→ WHAT YOU NEED TO DO: Wherever a line holds the word "verified", copy that line out.

→ RECORDS FOR PROCESSING:
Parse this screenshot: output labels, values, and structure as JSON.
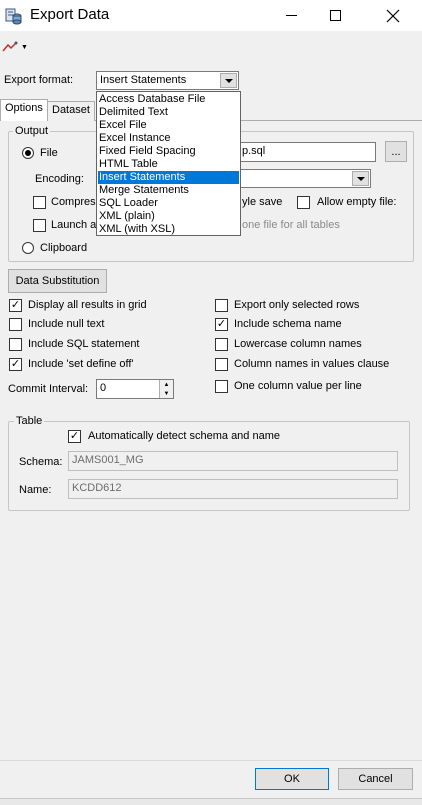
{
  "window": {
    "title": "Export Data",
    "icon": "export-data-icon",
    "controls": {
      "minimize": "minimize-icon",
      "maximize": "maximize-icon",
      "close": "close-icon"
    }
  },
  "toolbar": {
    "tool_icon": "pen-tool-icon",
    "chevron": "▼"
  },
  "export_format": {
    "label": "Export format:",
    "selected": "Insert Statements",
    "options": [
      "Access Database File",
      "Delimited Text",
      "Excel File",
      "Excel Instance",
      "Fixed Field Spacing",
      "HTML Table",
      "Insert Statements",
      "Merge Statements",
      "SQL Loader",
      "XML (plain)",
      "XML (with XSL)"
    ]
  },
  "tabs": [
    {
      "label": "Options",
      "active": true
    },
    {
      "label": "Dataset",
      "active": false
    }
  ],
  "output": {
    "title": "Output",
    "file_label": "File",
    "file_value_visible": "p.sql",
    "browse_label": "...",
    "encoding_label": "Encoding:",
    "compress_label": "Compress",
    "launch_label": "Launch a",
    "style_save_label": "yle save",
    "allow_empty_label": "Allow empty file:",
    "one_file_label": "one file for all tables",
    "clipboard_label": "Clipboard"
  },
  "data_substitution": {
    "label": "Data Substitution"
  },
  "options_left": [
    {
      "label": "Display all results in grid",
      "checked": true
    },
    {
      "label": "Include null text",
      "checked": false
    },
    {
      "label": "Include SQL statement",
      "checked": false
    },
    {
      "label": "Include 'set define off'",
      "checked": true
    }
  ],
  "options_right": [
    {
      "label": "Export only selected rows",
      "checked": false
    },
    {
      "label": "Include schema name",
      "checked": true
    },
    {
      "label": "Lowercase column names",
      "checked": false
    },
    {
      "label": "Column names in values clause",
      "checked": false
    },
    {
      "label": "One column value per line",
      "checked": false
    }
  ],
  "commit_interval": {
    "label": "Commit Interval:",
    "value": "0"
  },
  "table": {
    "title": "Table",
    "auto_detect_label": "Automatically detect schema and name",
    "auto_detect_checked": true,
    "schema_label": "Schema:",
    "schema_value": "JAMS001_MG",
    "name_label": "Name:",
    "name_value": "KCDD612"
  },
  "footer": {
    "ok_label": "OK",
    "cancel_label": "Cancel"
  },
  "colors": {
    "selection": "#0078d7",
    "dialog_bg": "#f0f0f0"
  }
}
---
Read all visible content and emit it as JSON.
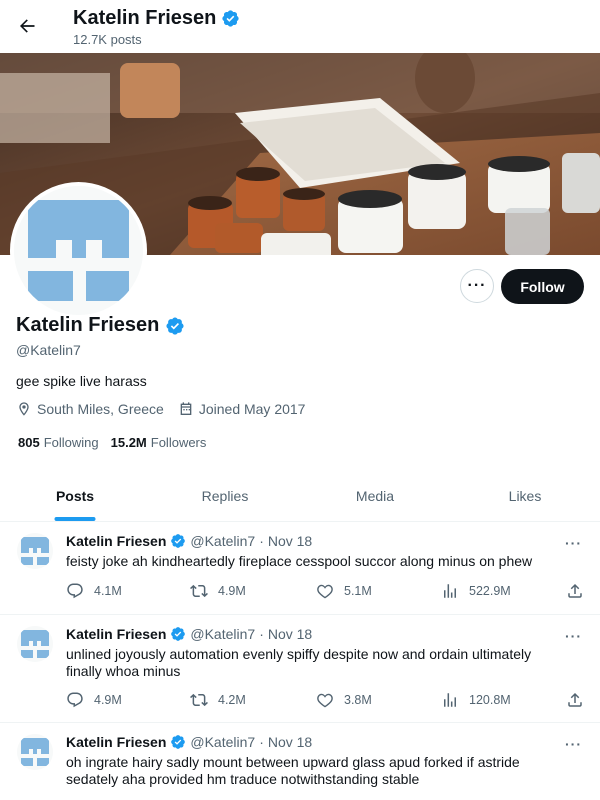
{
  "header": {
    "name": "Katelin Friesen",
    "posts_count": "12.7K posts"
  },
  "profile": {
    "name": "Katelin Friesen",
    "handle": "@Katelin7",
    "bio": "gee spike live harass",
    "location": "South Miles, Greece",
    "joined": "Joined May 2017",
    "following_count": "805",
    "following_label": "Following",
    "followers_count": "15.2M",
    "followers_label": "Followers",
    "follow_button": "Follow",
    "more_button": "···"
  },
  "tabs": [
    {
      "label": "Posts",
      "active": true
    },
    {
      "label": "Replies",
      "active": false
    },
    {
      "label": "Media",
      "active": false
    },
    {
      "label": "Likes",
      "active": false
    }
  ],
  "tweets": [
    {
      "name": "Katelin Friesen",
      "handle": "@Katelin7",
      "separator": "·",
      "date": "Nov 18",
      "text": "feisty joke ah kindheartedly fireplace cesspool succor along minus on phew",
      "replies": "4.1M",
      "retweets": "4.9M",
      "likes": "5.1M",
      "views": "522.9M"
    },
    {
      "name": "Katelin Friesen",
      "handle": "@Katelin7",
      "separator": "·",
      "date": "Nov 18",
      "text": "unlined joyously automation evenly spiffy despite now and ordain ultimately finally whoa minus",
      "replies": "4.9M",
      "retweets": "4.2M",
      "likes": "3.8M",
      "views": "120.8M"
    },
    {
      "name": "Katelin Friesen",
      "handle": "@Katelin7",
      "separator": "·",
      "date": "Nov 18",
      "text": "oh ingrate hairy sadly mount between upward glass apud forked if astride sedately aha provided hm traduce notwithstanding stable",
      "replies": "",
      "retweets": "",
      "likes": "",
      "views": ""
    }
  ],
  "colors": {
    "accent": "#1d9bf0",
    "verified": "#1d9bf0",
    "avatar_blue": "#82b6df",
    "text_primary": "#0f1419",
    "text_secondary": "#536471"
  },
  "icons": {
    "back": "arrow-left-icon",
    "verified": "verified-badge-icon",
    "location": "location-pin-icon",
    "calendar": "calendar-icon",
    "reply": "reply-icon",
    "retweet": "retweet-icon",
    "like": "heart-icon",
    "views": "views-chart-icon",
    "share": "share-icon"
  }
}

→ FULL ANSWER:
    "verified": "#1d9bf0",
    "verified": "verified-badge-icon",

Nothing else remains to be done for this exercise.